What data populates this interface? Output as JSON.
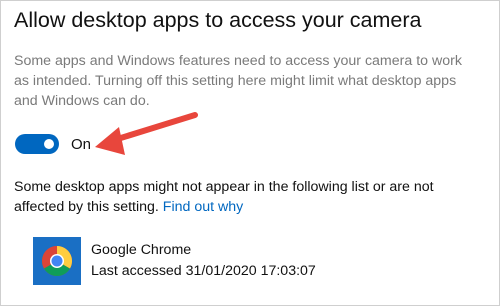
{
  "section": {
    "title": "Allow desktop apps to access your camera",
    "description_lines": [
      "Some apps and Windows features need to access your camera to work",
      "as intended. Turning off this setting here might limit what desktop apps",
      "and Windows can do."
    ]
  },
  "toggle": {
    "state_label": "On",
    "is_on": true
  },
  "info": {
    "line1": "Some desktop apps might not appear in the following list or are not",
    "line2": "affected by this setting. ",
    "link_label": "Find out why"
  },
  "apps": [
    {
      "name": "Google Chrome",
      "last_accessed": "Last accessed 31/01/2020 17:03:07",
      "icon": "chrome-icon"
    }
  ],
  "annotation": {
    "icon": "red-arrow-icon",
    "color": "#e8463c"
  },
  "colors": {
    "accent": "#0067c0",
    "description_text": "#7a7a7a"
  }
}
___
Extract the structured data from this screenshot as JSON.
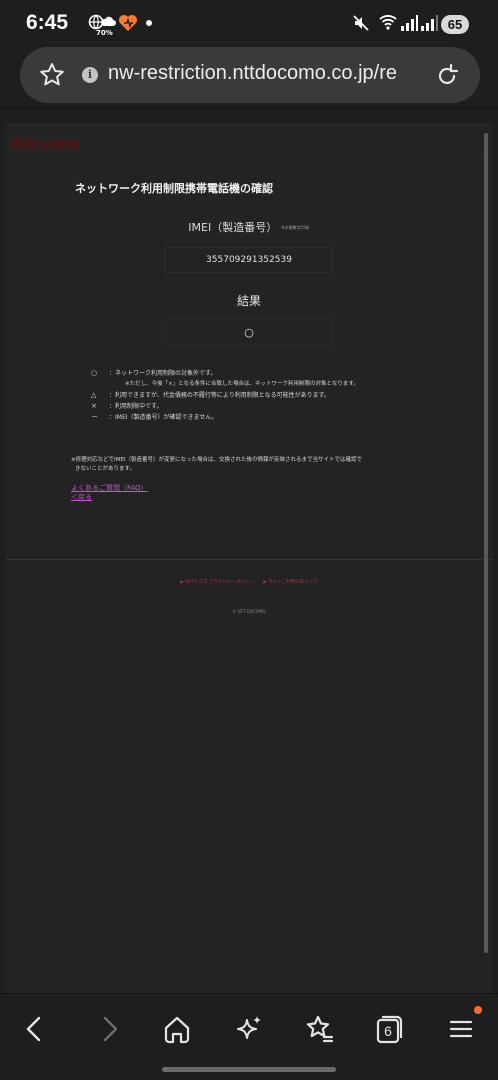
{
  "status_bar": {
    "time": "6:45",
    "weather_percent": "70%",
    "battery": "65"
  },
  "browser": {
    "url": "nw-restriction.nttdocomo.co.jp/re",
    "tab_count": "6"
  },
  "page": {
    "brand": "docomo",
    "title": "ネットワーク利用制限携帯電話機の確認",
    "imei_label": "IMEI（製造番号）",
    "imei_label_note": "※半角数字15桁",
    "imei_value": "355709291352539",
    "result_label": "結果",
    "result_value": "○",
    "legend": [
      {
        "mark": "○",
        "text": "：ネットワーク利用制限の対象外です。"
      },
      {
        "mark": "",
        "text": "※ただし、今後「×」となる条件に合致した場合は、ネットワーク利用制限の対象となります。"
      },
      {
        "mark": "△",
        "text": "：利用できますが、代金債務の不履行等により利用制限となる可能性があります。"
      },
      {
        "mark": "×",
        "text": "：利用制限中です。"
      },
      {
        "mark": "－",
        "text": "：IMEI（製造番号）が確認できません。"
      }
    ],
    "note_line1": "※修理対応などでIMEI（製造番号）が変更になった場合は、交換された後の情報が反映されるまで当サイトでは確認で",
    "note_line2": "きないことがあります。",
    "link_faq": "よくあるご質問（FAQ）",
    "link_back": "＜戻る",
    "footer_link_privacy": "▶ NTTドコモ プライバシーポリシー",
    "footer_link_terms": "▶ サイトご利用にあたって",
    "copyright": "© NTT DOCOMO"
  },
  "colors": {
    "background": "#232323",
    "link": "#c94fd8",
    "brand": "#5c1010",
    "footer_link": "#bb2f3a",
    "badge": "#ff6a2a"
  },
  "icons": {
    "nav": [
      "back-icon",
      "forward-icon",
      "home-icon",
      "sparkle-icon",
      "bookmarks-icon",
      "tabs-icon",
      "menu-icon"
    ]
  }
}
___
> **Aim of the exercise**:
For each line of the entries that includes "your", show that line.

> **Exercise response**:
    "title": "Allow desktop apps to access your camera",
      "Some apps and Windows features need to access your camera to work",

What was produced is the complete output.